Task brief ::
Pictures don't belong in the copy; print all the records exactly.

+ + + + +

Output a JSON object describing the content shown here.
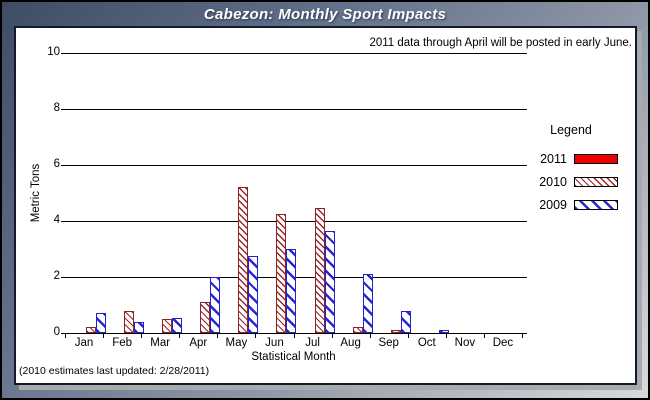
{
  "window": {
    "title": "Cabezon: Monthly Sport Impacts"
  },
  "notes": {
    "top_right": "2011 data through April will be posted in early June.",
    "bottom_left": "(2010 estimates last updated: 2/28/2011)"
  },
  "legend": {
    "title": "Legend",
    "items": [
      {
        "label": "2011",
        "color": "#ee0000",
        "style": "solid"
      },
      {
        "label": "2010",
        "color": "#96292c",
        "style": "hatch-dense"
      },
      {
        "label": "2009",
        "color": "#2626d2",
        "style": "hatch-wide"
      }
    ]
  },
  "chart_data": {
    "type": "bar",
    "title": "Cabezon: Monthly Sport Impacts",
    "xlabel": "Statistical Month",
    "ylabel": "Metric Tons",
    "ylim": [
      0,
      10
    ],
    "yticks": [
      0,
      2,
      4,
      6,
      8,
      10
    ],
    "grid": "horizontal",
    "legend_position": "right",
    "categories": [
      "Jan",
      "Feb",
      "Mar",
      "Apr",
      "May",
      "Jun",
      "Jul",
      "Aug",
      "Sep",
      "Oct",
      "Nov",
      "Dec"
    ],
    "series": [
      {
        "name": "2011",
        "values": [
          0,
          0,
          0,
          0,
          0,
          0,
          0,
          0,
          0,
          0,
          0,
          0
        ]
      },
      {
        "name": "2010",
        "values": [
          0.2,
          0.8,
          0.5,
          1.1,
          5.2,
          4.25,
          4.45,
          0.2,
          0.1,
          0,
          0,
          0
        ]
      },
      {
        "name": "2009",
        "values": [
          0.7,
          0.4,
          0.55,
          2.0,
          2.75,
          3.0,
          3.65,
          2.1,
          0.8,
          0.1,
          0,
          0
        ]
      }
    ]
  }
}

+ + + + +

Output for this task ::
Output a JSON object describing the content shown here.
{
  "window": {
    "title": "Cabezon: Monthly Sport Impacts"
  },
  "notes": {
    "top_right": "2011 data through April will be posted in early June.",
    "bottom_left": "(2010 estimates last updated: 2/28/2011)"
  },
  "legend": {
    "title": "Legend",
    "items": [
      {
        "label": "2011",
        "color": "#ee0000",
        "style": "solid"
      },
      {
        "label": "2010",
        "color": "#96292c",
        "style": "hatch-dense"
      },
      {
        "label": "2009",
        "color": "#2626d2",
        "style": "hatch-wide"
      }
    ]
  },
  "chart_data": {
    "type": "bar",
    "title": "Cabezon: Monthly Sport Impacts",
    "xlabel": "Statistical Month",
    "ylabel": "Metric Tons",
    "ylim": [
      0,
      10
    ],
    "yticks": [
      0,
      2,
      4,
      6,
      8,
      10
    ],
    "grid": "horizontal",
    "legend_position": "right",
    "categories": [
      "Jan",
      "Feb",
      "Mar",
      "Apr",
      "May",
      "Jun",
      "Jul",
      "Aug",
      "Sep",
      "Oct",
      "Nov",
      "Dec"
    ],
    "series": [
      {
        "name": "2011",
        "values": [
          0,
          0,
          0,
          0,
          0,
          0,
          0,
          0,
          0,
          0,
          0,
          0
        ]
      },
      {
        "name": "2010",
        "values": [
          0.2,
          0.8,
          0.5,
          1.1,
          5.2,
          4.25,
          4.45,
          0.2,
          0.1,
          0,
          0,
          0
        ]
      },
      {
        "name": "2009",
        "values": [
          0.7,
          0.4,
          0.55,
          2.0,
          2.75,
          3.0,
          3.65,
          2.1,
          0.8,
          0.1,
          0,
          0
        ]
      }
    ]
  }
}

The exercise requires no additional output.